▶ [Required task] Return the number of lines holding "education", with nothing added.

((

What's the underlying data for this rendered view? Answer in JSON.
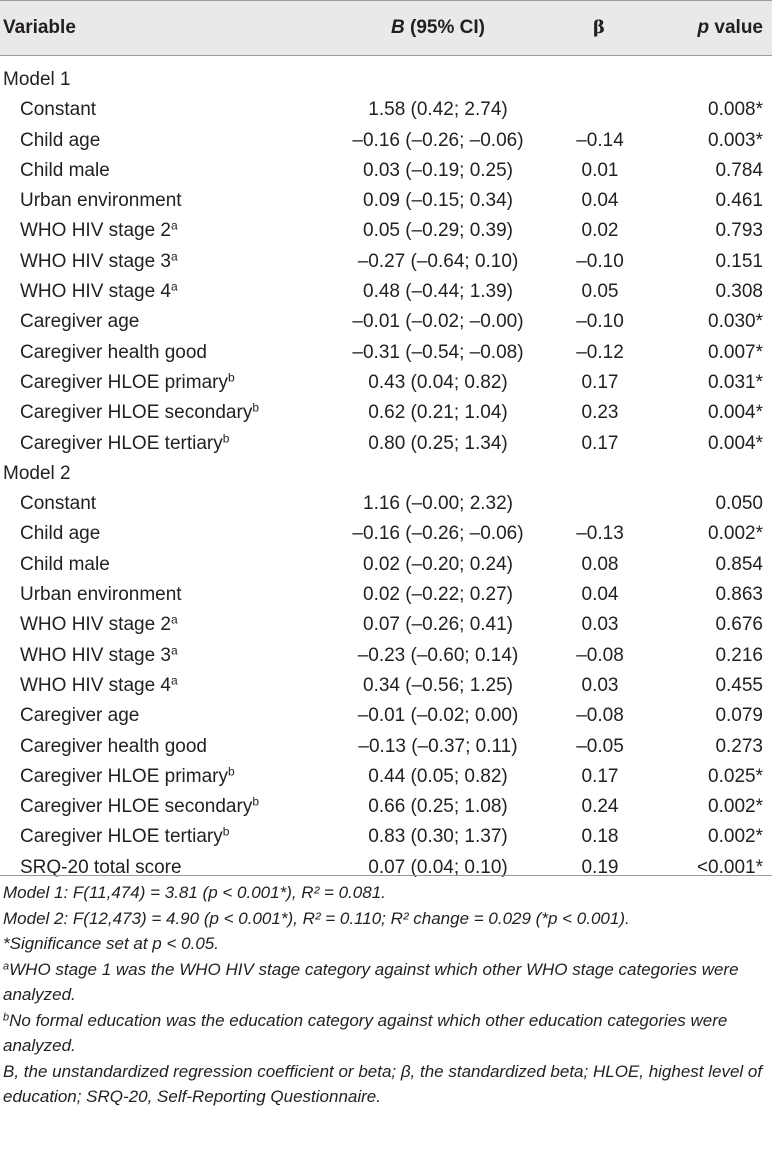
{
  "header": {
    "variable": "Variable",
    "b_label": "B",
    "b_suffix": " (95% CI)",
    "beta": "β",
    "p_label": "p",
    "p_suffix": " value"
  },
  "models": [
    {
      "label": "Model 1",
      "rows": [
        {
          "var": "Constant",
          "sup": "",
          "b": "1.58 (0.42; 2.74)",
          "beta": "",
          "p": "0.008*"
        },
        {
          "var": "Child age",
          "sup": "",
          "b": "–0.16 (–0.26; –0.06)",
          "beta": "–0.14",
          "p": "0.003*"
        },
        {
          "var": "Child male",
          "sup": "",
          "b": "0.03 (–0.19; 0.25)",
          "beta": "0.01",
          "p": "0.784"
        },
        {
          "var": "Urban environment",
          "sup": "",
          "b": "0.09 (–0.15; 0.34)",
          "beta": "0.04",
          "p": "0.461"
        },
        {
          "var": "WHO HIV stage 2",
          "sup": "a",
          "b": "0.05 (–0.29; 0.39)",
          "beta": "0.02",
          "p": "0.793"
        },
        {
          "var": "WHO HIV stage 3",
          "sup": "a",
          "b": "–0.27 (–0.64; 0.10)",
          "beta": "–0.10",
          "p": "0.151"
        },
        {
          "var": "WHO HIV stage 4",
          "sup": "a",
          "b": "0.48 (–0.44; 1.39)",
          "beta": "0.05",
          "p": "0.308"
        },
        {
          "var": "Caregiver age",
          "sup": "",
          "b": "–0.01 (–0.02; –0.00)",
          "beta": "–0.10",
          "p": "0.030*"
        },
        {
          "var": "Caregiver health good",
          "sup": "",
          "b": "–0.31 (–0.54; –0.08)",
          "beta": "–0.12",
          "p": "0.007*"
        },
        {
          "var": "Caregiver HLOE primary",
          "sup": "b",
          "b": "0.43 (0.04; 0.82)",
          "beta": "0.17",
          "p": "0.031*"
        },
        {
          "var": "Caregiver HLOE secondary",
          "sup": "b",
          "b": "0.62 (0.21; 1.04)",
          "beta": "0.23",
          "p": "0.004*"
        },
        {
          "var": "Caregiver HLOE tertiary",
          "sup": "b",
          "b": "0.80 (0.25; 1.34)",
          "beta": "0.17",
          "p": "0.004*"
        }
      ]
    },
    {
      "label": "Model 2",
      "rows": [
        {
          "var": "Constant",
          "sup": "",
          "b": "1.16 (–0.00; 2.32)",
          "beta": "",
          "p": "0.050"
        },
        {
          "var": "Child age",
          "sup": "",
          "b": "–0.16 (–0.26; –0.06)",
          "beta": "–0.13",
          "p": "0.002*"
        },
        {
          "var": "Child male",
          "sup": "",
          "b": "0.02 (–0.20; 0.24)",
          "beta": "0.08",
          "p": "0.854"
        },
        {
          "var": "Urban environment",
          "sup": "",
          "b": "0.02 (–0.22; 0.27)",
          "beta": "0.04",
          "p": "0.863"
        },
        {
          "var": "WHO HIV stage 2",
          "sup": "a",
          "b": "0.07 (–0.26; 0.41)",
          "beta": "0.03",
          "p": "0.676"
        },
        {
          "var": "WHO HIV stage 3",
          "sup": "a",
          "b": "–0.23 (–0.60; 0.14)",
          "beta": "–0.08",
          "p": "0.216"
        },
        {
          "var": "WHO HIV stage 4",
          "sup": "a",
          "b": "0.34 (–0.56; 1.25)",
          "beta": "0.03",
          "p": "0.455"
        },
        {
          "var": "Caregiver age",
          "sup": "",
          "b": "–0.01 (–0.02; 0.00)",
          "beta": "–0.08",
          "p": "0.079"
        },
        {
          "var": "Caregiver health good",
          "sup": "",
          "b": "–0.13 (–0.37; 0.11)",
          "beta": "–0.05",
          "p": "0.273"
        },
        {
          "var": "Caregiver HLOE primary",
          "sup": "b",
          "b": "0.44 (0.05; 0.82)",
          "beta": "0.17",
          "p": "0.025*"
        },
        {
          "var": "Caregiver HLOE secondary",
          "sup": "b",
          "b": "0.66 (0.25; 1.08)",
          "beta": "0.24",
          "p": "0.002*"
        },
        {
          "var": "Caregiver HLOE tertiary",
          "sup": "b",
          "b": "0.83 (0.30; 1.37)",
          "beta": "0.18",
          "p": "0.002*"
        },
        {
          "var": "SRQ-20 total score",
          "sup": "",
          "b": "0.07 (0.04; 0.10)",
          "beta": "0.19",
          "p": "<0.001*"
        }
      ]
    }
  ],
  "notes": {
    "model1": "Model 1: F(11,474) = 3.81 (p < 0.001*), R² = 0.081.",
    "model2": "Model 2: F(12,473) = 4.90 (p < 0.001*), R² = 0.110; R² change = 0.029 (*p < 0.001).",
    "significance": "*Significance set at p < 0.05.",
    "a_mark": "a",
    "a_text": "WHO stage 1 was the WHO HIV stage category against which other WHO stage categories were analyzed.",
    "b_mark": "b",
    "b_text": "No formal education was the education category against which other education categories were analyzed.",
    "abbrev": "B, the unstandardized regression coefficient or beta; β, the standardized beta; HLOE, highest level of education; SRQ-20, Self-Reporting Questionnaire."
  },
  "colors": {
    "header_bg": "#e8e9ea",
    "rule": "#9a9a9a",
    "text": "#231f20"
  }
}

))

▶ [Final answer] 2